- **CHALLENGE**: Filter for the word "vitro" and keep each matching line.

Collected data
* * * * * * *

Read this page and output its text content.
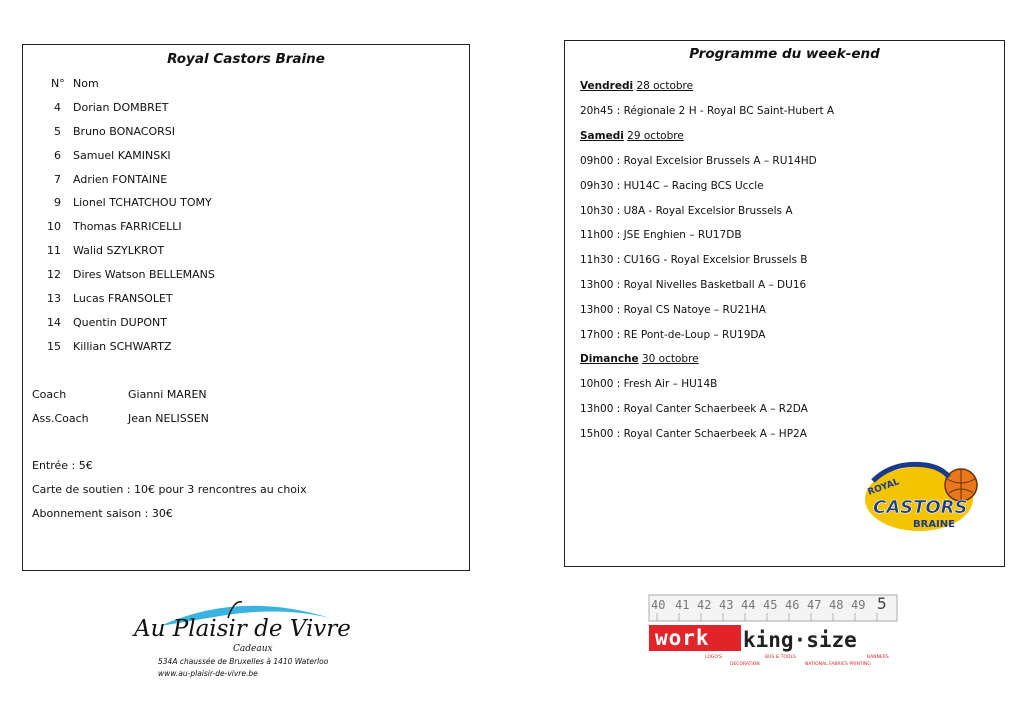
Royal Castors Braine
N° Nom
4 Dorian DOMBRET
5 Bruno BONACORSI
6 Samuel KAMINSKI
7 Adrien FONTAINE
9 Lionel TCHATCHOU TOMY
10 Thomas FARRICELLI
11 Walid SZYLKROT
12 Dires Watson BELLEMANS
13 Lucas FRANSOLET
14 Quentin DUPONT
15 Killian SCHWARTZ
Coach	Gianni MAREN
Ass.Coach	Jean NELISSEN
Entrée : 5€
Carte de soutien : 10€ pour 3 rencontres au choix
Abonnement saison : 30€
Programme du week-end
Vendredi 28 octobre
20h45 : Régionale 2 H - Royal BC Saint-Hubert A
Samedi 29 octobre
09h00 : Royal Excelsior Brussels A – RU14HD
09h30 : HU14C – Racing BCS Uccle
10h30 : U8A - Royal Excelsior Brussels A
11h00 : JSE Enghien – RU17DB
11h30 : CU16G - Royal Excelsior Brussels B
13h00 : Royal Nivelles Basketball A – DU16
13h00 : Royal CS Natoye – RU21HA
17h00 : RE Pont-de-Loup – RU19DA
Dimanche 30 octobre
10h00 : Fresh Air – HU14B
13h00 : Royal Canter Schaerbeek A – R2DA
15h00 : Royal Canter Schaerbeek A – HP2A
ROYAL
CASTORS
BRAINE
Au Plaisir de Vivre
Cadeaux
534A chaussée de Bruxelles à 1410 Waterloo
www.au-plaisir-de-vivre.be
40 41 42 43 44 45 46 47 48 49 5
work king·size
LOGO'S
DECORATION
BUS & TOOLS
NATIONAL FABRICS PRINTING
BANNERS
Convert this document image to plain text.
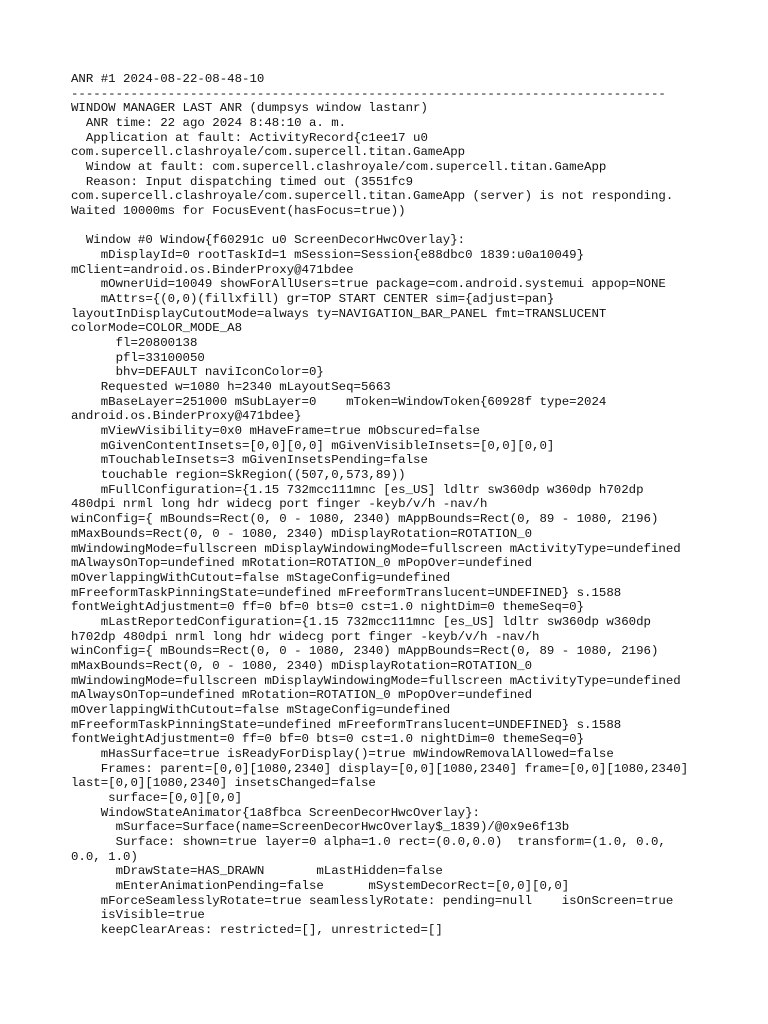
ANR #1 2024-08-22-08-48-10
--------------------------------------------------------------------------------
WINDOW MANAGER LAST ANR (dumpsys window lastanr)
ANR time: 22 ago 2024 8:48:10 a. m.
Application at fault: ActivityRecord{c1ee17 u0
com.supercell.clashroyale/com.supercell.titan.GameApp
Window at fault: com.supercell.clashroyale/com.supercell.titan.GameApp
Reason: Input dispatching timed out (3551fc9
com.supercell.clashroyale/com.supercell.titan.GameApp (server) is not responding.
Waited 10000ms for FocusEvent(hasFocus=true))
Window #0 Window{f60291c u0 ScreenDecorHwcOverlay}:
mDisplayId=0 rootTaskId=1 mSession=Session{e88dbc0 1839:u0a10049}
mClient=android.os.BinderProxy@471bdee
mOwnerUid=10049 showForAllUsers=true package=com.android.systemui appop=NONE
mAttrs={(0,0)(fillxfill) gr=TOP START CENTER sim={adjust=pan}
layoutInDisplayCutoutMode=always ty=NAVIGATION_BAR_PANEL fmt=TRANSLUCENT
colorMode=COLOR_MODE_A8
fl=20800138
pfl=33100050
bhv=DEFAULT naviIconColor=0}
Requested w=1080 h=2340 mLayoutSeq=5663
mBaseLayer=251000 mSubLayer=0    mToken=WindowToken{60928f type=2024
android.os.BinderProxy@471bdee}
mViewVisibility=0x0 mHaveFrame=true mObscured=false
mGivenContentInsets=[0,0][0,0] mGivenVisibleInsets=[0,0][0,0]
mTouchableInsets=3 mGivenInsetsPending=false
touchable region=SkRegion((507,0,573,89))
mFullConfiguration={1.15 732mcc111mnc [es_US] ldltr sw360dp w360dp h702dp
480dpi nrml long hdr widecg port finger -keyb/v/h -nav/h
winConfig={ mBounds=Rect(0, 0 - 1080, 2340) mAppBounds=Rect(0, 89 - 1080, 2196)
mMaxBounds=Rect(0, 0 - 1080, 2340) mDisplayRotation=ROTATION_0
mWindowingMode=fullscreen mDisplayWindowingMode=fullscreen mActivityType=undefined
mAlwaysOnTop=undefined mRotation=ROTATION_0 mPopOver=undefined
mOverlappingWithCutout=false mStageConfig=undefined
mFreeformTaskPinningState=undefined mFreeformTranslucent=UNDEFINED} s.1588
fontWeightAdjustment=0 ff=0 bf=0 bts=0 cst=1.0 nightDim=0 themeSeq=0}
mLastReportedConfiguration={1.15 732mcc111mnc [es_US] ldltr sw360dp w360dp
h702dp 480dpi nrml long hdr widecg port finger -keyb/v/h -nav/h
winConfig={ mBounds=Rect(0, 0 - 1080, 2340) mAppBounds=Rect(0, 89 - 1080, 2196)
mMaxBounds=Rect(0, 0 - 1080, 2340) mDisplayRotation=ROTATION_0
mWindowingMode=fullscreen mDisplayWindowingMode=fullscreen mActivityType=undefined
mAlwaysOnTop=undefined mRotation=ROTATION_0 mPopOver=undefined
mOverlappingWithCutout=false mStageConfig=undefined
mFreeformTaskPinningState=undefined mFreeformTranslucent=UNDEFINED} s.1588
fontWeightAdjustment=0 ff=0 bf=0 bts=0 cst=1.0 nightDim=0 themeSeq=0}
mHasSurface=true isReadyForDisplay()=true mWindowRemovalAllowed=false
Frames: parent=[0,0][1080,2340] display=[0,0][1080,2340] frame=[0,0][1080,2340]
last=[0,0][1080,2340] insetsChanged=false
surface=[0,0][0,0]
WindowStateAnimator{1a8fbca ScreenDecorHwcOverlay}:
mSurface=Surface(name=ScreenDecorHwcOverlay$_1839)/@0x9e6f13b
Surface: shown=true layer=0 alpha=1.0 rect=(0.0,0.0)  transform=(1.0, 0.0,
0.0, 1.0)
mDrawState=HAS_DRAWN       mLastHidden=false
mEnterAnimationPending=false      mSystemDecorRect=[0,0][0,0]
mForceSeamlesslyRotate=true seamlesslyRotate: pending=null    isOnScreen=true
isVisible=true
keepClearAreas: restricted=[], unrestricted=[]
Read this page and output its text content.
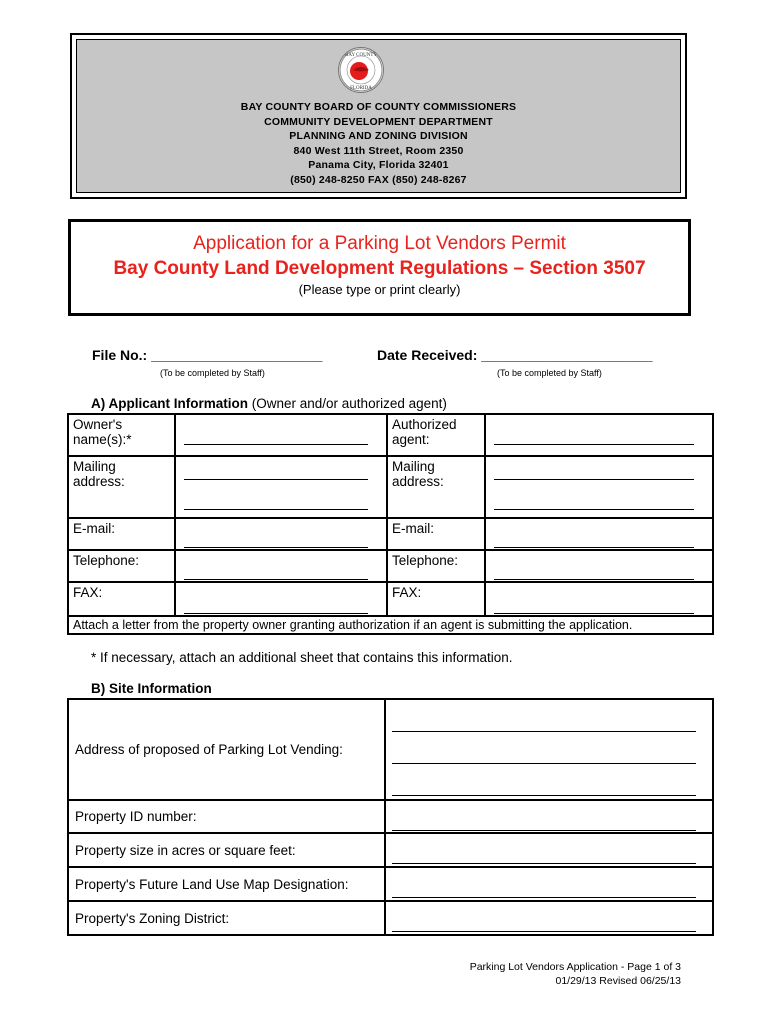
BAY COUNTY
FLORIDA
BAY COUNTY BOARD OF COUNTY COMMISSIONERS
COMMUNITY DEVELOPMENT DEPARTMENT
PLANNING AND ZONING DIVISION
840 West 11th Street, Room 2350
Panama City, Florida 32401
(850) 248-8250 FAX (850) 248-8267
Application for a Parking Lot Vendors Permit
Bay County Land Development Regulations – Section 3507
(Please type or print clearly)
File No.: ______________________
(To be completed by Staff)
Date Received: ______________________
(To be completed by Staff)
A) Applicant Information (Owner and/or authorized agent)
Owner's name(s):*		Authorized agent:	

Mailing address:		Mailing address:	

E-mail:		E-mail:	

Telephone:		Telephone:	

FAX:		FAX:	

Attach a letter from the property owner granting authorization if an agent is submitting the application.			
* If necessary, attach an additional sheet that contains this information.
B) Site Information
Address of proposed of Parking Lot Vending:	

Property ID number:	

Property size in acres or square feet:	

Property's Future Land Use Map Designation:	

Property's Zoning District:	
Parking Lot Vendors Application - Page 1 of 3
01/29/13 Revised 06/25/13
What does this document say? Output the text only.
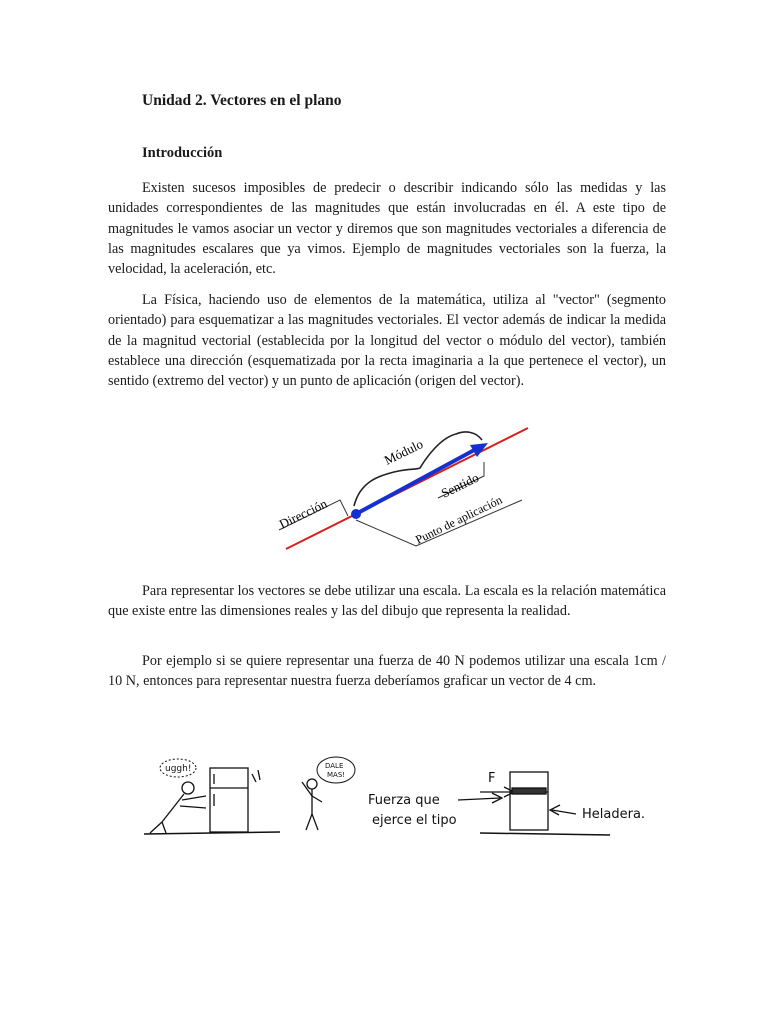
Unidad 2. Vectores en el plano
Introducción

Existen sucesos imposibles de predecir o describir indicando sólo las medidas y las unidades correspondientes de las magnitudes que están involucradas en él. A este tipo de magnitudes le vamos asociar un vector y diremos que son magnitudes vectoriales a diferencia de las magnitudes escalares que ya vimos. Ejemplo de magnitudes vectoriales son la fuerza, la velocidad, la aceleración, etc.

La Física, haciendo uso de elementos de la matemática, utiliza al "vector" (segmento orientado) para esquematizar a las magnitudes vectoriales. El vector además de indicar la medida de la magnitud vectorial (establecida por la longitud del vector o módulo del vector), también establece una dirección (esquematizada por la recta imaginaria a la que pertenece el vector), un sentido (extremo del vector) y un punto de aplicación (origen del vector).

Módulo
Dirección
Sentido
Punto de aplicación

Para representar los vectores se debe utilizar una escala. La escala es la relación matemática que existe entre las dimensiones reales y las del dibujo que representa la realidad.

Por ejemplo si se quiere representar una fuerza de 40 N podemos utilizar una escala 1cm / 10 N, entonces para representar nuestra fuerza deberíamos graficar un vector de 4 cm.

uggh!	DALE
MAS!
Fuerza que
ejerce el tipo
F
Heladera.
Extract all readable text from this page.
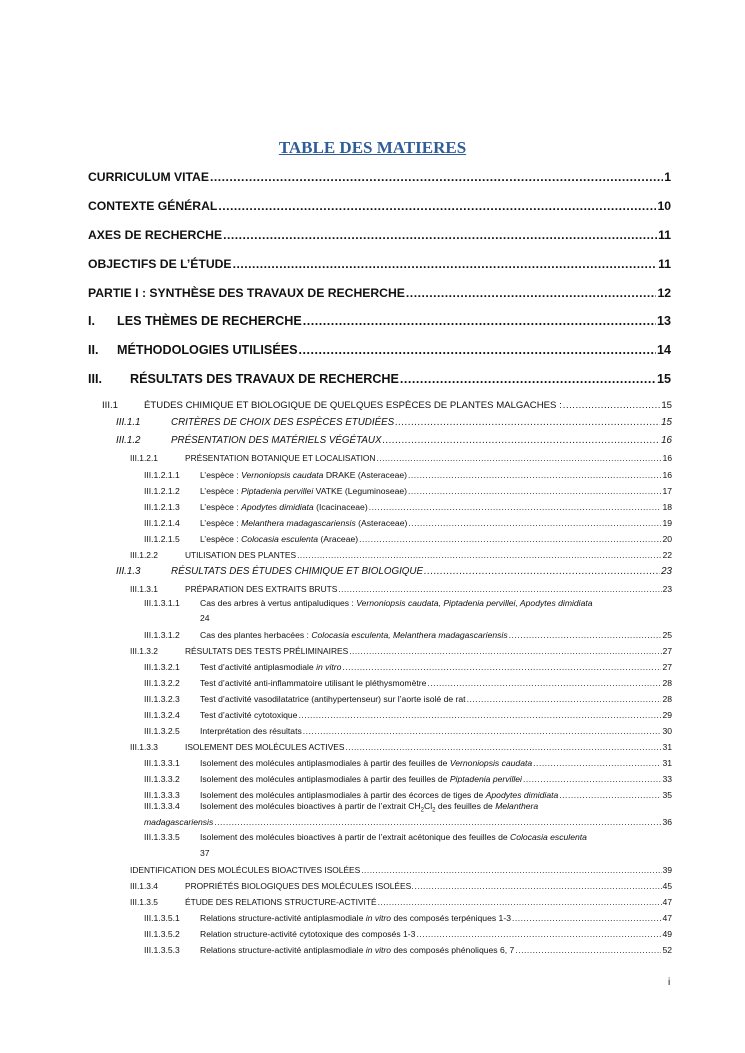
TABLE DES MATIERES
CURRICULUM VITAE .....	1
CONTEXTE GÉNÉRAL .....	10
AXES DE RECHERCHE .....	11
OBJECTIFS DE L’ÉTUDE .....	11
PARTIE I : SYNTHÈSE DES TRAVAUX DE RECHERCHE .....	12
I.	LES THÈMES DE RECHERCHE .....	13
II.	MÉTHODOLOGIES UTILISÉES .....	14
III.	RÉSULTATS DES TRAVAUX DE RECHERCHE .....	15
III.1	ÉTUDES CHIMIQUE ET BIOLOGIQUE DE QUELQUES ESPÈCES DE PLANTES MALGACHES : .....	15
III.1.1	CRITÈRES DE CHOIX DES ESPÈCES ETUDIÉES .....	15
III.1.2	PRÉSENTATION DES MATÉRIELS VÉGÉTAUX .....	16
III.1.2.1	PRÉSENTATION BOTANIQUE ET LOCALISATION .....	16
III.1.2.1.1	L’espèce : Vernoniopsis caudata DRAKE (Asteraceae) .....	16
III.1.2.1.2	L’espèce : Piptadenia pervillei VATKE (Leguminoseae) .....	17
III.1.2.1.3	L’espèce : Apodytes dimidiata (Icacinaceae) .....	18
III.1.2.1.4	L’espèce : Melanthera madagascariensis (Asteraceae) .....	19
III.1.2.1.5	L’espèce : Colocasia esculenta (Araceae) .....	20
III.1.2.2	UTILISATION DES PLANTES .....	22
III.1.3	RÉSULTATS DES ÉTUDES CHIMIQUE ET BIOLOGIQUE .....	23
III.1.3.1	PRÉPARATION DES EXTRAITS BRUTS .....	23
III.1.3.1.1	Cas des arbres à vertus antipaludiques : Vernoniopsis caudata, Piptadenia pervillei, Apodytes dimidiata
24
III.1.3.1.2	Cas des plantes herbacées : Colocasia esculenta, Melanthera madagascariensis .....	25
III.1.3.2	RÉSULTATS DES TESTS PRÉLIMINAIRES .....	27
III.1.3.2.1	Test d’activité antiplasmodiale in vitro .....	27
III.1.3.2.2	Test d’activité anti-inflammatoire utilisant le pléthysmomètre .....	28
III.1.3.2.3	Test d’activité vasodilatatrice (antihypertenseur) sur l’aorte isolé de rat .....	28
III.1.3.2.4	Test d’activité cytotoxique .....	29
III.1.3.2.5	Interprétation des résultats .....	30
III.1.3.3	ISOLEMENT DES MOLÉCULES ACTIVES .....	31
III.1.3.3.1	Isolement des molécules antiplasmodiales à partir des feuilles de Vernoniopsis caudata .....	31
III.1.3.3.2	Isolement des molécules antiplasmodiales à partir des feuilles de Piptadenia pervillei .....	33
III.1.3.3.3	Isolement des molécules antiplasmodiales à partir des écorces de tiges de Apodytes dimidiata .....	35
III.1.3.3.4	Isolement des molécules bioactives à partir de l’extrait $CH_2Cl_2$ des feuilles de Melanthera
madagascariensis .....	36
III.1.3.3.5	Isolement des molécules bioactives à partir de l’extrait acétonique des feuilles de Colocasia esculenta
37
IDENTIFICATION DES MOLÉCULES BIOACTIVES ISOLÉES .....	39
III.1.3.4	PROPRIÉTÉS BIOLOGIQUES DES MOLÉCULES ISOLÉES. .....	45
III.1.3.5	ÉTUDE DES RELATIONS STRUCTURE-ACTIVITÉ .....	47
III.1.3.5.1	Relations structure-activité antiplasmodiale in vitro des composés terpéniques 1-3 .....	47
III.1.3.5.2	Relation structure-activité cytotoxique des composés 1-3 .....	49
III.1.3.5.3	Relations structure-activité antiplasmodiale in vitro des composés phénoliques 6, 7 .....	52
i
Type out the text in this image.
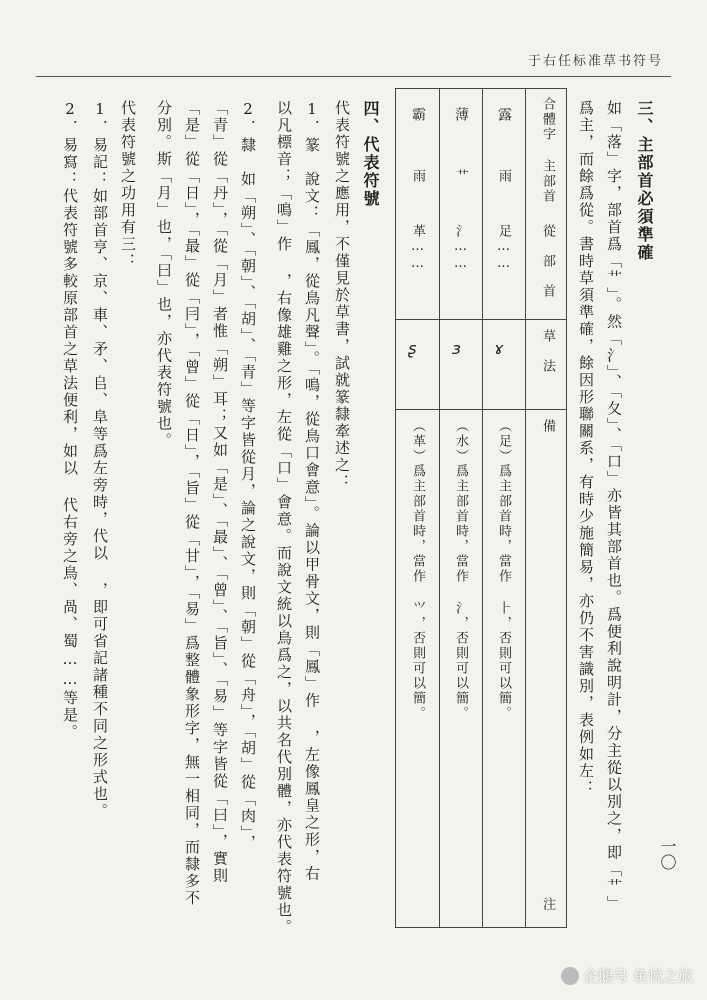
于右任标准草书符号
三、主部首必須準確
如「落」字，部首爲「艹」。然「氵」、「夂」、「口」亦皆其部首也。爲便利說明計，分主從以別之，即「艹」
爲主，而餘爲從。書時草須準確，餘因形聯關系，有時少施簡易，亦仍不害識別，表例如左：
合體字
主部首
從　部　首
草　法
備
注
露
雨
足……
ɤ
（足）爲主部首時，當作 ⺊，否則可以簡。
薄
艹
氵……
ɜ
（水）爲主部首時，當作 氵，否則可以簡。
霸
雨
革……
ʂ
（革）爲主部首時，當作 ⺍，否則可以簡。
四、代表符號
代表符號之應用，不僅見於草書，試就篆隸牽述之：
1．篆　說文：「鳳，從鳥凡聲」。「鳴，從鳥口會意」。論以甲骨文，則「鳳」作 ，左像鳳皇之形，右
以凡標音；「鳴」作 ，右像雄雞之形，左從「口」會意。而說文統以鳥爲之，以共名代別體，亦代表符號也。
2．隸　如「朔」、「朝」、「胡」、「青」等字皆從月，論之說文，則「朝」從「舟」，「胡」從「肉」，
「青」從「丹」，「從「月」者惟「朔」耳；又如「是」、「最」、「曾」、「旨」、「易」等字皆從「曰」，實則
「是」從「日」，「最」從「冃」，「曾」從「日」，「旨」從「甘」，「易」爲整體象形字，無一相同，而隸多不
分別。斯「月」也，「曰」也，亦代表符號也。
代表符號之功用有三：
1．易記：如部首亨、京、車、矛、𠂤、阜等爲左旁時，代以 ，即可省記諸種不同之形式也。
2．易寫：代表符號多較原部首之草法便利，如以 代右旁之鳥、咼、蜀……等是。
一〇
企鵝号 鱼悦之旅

* * * * * * *

- **OUTPUT OF THE TASK**:
III.1.3.2.1	Test d’activité antiplasmodiale in vitro .....	27
III.1.3.5.1	Relations structure-activité antiplasmodiale in vitro des composés terpéniques 1-3 .....	47
III.1.3.5.3	Relations structure-activité antiplasmodiale in vitro des composés phénoliques 6, 7 .....	52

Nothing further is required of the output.